**What is expected**
Only the lines from the line holding "Decode this image" through the final line of the entries below are to be returned, exactly as they stand.

-- Start of Record list --

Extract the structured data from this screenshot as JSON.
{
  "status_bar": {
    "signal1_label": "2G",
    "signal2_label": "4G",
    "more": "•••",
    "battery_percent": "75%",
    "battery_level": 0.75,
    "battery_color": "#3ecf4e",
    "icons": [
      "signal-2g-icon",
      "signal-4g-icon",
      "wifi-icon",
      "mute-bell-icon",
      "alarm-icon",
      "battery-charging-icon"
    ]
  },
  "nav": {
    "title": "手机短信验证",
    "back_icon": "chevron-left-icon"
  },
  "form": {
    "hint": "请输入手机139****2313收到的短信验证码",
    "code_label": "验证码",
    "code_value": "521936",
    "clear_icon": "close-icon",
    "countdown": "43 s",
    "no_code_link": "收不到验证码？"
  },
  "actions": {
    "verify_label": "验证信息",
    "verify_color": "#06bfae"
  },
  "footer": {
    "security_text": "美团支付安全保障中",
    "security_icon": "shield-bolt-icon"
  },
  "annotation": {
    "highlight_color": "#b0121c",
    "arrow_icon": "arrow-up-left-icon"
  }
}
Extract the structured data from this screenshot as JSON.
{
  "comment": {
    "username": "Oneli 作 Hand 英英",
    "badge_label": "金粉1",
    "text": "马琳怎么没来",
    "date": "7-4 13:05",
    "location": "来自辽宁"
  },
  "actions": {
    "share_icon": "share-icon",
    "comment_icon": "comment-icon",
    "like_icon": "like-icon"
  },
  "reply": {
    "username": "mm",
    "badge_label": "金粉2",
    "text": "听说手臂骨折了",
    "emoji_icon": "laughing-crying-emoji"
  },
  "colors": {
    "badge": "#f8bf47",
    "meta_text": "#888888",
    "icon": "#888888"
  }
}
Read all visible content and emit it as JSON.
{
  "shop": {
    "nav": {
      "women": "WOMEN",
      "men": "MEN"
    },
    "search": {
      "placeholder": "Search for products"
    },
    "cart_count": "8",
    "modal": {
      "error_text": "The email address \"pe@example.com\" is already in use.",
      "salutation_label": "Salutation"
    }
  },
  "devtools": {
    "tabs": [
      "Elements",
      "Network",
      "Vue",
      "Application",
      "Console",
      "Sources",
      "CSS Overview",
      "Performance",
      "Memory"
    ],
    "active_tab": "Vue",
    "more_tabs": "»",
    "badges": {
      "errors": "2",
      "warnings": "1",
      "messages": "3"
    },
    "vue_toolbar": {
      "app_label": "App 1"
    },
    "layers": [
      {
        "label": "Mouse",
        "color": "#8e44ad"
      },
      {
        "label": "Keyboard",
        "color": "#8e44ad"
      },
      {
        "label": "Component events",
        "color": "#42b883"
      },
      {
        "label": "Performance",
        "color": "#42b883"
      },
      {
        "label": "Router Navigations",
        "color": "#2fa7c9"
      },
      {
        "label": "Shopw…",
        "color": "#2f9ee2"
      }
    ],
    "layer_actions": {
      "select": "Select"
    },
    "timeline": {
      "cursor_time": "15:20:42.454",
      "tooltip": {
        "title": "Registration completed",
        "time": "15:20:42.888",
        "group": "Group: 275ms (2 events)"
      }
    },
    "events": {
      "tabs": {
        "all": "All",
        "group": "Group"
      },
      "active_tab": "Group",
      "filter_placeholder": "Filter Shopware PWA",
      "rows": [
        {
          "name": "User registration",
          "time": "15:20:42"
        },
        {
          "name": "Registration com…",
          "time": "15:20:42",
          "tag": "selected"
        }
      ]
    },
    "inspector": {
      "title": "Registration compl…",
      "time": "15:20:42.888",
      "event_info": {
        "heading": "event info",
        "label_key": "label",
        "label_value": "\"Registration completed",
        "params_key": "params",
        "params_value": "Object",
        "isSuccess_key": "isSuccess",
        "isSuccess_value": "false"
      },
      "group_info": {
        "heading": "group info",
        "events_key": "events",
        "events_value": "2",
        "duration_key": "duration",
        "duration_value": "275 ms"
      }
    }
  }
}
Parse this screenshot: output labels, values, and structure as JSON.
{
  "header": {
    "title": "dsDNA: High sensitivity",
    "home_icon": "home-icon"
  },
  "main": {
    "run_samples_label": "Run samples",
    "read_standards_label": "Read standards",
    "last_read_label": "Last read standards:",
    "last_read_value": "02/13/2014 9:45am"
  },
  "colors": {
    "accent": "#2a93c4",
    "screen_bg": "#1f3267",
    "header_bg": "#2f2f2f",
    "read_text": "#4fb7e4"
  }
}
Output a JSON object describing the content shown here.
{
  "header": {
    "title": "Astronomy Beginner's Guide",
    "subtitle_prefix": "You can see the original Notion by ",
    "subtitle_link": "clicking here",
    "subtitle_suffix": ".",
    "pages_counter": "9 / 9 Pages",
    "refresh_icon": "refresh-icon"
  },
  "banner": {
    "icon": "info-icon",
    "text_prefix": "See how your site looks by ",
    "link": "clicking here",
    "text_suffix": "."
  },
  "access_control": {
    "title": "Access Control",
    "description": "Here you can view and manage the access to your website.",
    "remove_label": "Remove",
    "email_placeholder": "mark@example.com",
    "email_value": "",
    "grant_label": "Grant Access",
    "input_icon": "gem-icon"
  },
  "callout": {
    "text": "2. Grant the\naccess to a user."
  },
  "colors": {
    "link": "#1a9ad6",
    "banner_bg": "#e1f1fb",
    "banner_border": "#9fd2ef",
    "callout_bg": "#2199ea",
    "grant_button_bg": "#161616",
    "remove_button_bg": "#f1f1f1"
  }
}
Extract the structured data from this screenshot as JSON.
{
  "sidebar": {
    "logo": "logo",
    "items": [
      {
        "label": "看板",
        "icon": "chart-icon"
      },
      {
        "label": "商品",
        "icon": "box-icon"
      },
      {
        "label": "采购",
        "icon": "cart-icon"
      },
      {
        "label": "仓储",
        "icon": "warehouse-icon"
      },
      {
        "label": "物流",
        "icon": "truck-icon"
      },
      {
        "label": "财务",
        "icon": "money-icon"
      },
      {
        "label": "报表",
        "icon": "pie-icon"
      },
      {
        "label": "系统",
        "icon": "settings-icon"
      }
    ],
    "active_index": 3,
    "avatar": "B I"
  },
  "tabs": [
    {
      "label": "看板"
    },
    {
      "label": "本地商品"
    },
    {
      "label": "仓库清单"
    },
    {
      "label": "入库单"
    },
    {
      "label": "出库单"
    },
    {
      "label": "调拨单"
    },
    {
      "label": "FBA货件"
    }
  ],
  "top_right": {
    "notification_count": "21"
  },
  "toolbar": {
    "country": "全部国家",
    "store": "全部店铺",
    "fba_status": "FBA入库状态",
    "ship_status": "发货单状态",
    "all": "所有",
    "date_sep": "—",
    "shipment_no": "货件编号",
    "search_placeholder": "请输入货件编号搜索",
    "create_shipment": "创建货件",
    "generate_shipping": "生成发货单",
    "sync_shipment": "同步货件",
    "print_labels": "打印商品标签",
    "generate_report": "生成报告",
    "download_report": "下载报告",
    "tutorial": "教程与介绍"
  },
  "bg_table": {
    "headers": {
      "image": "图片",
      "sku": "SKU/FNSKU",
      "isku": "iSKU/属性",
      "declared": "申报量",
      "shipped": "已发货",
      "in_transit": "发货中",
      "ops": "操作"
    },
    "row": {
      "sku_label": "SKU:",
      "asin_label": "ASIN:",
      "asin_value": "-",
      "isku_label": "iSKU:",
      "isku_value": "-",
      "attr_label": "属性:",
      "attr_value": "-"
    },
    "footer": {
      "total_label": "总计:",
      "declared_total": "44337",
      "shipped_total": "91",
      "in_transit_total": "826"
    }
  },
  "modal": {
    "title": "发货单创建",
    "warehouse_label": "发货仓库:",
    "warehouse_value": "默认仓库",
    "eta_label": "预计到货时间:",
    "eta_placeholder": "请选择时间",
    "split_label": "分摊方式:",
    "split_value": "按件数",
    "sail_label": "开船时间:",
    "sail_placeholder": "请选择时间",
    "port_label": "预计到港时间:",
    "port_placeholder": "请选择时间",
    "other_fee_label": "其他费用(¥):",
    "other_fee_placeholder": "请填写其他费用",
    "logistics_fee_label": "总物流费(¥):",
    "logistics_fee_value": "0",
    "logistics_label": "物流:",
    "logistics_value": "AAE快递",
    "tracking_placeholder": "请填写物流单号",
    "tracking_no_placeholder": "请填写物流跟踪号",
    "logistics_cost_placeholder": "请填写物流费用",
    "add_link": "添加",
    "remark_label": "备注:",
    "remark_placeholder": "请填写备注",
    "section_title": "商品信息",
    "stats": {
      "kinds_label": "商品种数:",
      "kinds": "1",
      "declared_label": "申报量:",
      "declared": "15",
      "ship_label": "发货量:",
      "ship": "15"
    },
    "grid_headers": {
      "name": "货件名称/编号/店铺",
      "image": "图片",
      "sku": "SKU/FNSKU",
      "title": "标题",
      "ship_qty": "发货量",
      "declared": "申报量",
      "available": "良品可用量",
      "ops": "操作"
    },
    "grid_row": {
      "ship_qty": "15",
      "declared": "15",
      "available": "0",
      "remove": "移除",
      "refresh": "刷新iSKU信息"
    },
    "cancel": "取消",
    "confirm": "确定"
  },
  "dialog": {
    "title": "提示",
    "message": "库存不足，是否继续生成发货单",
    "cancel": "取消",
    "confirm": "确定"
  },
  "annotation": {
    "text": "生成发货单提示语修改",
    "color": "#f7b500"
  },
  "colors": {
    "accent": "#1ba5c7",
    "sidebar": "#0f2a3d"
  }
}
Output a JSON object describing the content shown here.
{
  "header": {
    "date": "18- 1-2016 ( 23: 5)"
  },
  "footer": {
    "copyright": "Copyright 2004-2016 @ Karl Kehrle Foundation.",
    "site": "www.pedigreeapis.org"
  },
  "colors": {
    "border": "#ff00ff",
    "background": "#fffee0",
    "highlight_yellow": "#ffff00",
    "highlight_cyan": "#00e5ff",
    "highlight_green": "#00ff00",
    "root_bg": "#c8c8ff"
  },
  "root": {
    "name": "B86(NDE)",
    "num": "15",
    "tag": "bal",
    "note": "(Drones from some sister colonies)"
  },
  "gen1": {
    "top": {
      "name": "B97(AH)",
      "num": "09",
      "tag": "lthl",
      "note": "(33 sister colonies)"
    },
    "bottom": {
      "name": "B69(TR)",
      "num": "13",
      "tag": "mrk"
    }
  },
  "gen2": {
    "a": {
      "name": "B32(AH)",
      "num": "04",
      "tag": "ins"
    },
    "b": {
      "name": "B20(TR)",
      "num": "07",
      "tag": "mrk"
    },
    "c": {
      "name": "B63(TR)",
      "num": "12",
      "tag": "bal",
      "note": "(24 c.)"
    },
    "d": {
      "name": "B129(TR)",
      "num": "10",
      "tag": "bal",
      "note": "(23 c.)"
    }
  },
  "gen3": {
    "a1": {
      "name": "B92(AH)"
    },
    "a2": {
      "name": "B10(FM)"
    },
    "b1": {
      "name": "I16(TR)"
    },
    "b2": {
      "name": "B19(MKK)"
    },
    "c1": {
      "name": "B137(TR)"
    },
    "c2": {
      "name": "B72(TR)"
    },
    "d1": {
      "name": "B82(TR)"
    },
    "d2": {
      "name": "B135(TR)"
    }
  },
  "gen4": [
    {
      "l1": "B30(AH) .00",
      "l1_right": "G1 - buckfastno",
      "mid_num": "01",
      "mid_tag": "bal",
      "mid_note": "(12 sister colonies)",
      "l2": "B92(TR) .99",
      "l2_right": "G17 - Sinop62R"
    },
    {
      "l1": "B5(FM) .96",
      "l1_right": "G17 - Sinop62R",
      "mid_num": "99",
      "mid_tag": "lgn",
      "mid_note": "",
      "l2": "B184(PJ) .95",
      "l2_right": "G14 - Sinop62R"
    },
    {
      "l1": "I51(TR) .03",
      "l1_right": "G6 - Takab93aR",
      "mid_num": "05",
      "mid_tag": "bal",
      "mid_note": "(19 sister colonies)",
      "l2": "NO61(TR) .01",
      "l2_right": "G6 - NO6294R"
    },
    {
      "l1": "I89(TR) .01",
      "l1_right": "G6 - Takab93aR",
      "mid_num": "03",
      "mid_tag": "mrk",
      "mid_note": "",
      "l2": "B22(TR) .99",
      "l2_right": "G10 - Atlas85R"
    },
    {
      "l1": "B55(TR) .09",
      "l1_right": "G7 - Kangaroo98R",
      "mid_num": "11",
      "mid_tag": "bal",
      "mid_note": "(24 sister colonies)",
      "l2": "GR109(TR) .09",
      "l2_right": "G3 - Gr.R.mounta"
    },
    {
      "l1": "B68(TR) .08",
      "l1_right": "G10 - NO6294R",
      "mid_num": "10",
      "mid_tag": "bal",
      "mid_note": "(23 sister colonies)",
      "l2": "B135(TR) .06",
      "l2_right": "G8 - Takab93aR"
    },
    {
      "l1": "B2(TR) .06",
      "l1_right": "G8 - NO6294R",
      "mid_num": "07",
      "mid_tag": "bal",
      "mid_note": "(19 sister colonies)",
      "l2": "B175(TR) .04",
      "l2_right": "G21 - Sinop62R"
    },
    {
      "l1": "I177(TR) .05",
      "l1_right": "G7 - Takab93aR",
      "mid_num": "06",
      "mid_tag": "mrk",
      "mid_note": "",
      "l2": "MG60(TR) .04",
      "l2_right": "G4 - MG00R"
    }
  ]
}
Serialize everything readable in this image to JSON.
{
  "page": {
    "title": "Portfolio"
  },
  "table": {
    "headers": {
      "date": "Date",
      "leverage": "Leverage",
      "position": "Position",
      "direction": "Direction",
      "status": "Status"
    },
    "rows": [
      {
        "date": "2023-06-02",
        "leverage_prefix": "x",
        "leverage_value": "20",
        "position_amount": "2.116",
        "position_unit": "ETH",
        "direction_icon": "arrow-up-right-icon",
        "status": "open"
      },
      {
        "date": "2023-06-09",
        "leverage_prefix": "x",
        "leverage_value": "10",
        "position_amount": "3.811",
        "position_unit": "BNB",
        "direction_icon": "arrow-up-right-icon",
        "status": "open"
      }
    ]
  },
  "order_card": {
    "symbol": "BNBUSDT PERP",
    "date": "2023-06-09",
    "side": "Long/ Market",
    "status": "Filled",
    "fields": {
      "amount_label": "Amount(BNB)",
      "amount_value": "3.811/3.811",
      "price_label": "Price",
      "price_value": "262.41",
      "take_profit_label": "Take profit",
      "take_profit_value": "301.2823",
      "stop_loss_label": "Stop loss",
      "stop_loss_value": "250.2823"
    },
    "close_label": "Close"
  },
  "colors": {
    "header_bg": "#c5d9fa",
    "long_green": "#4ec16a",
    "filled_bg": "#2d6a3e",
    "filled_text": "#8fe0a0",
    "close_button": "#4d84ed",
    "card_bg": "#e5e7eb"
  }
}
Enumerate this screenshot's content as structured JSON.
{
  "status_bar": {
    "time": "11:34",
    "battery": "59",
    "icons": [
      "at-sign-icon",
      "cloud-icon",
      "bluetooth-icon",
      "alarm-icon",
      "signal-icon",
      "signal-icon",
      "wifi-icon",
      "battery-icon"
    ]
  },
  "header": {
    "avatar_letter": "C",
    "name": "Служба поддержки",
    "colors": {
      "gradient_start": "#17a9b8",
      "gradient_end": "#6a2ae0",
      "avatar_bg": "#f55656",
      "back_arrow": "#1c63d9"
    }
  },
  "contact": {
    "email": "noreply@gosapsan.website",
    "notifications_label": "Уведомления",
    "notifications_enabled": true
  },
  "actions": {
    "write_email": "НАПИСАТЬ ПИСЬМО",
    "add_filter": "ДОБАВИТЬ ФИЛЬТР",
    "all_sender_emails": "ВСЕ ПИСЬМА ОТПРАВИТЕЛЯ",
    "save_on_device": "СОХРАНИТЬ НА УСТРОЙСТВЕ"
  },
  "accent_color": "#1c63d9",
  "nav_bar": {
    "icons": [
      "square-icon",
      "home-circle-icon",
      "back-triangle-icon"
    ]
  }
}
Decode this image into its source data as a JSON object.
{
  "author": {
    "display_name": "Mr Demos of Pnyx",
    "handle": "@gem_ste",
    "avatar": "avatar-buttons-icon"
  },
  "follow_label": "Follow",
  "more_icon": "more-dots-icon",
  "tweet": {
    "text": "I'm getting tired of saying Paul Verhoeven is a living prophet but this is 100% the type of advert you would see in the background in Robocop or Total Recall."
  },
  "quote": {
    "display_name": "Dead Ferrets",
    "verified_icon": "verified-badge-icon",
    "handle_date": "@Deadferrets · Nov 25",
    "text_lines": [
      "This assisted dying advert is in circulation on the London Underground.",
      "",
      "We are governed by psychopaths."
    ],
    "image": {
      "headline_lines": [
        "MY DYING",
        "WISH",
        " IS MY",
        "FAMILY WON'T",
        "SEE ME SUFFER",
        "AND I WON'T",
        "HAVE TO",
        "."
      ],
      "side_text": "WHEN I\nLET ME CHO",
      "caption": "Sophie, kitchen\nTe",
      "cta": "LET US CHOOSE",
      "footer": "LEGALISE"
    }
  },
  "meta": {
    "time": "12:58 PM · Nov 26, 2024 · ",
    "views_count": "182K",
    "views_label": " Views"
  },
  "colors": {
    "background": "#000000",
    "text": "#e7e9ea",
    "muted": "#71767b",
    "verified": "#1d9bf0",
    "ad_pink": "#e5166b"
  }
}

-- End of Record list --

**Solution for this problem**
Decode this image into its source data as a JSON object.
{
  "author": {
    "display_name": "Mr Demos of Pnyx",
    "handle": "@gem_ste",
    "avatar": "avatar-buttons-icon"
  },
  "follow_label": "Follow",
  "more_icon": "more-dots-icon",
  "tweet": {
    "text": "I'm getting tired of saying Paul Verhoeven is a living prophet but this is 100% the type of advert you would see in the background in Robocop or Total Recall."
  },
  "quote": {
    "display_name": "Dead Ferrets",
    "verified_icon": "verified-badge-icon",
    "handle_date": "@Deadferrets · Nov 25",
    "text_lines": [
      "This assisted dying advert is in circulation on the London Underground.",
      "",
      "We are governed by psychopaths."
    ],
    "image": {
      "headline_lines": [
        "MY DYING",
        "WISH",
        " IS MY",
        "FAMILY WON'T",
        "SEE ME SUFFER",
        "AND I WON'T",
        "HAVE TO",
        "."
      ],
      "side_text": "WHEN I\nLET ME CHO",
      "caption": "Sophie, kitchen\nTe",
      "cta": "LET US CHOOSE",
      "footer": "LEGALISE"
    }
  },
  "meta": {
    "time": "12:58 PM · Nov 26, 2024 · ",
    "views_count": "182K",
    "views_label": " Views"
  },
  "colors": {
    "background": "#000000",
    "text": "#e7e9ea",
    "muted": "#71767b",
    "verified": "#1d9bf0",
    "ad_pink": "#e5166b"
  }
}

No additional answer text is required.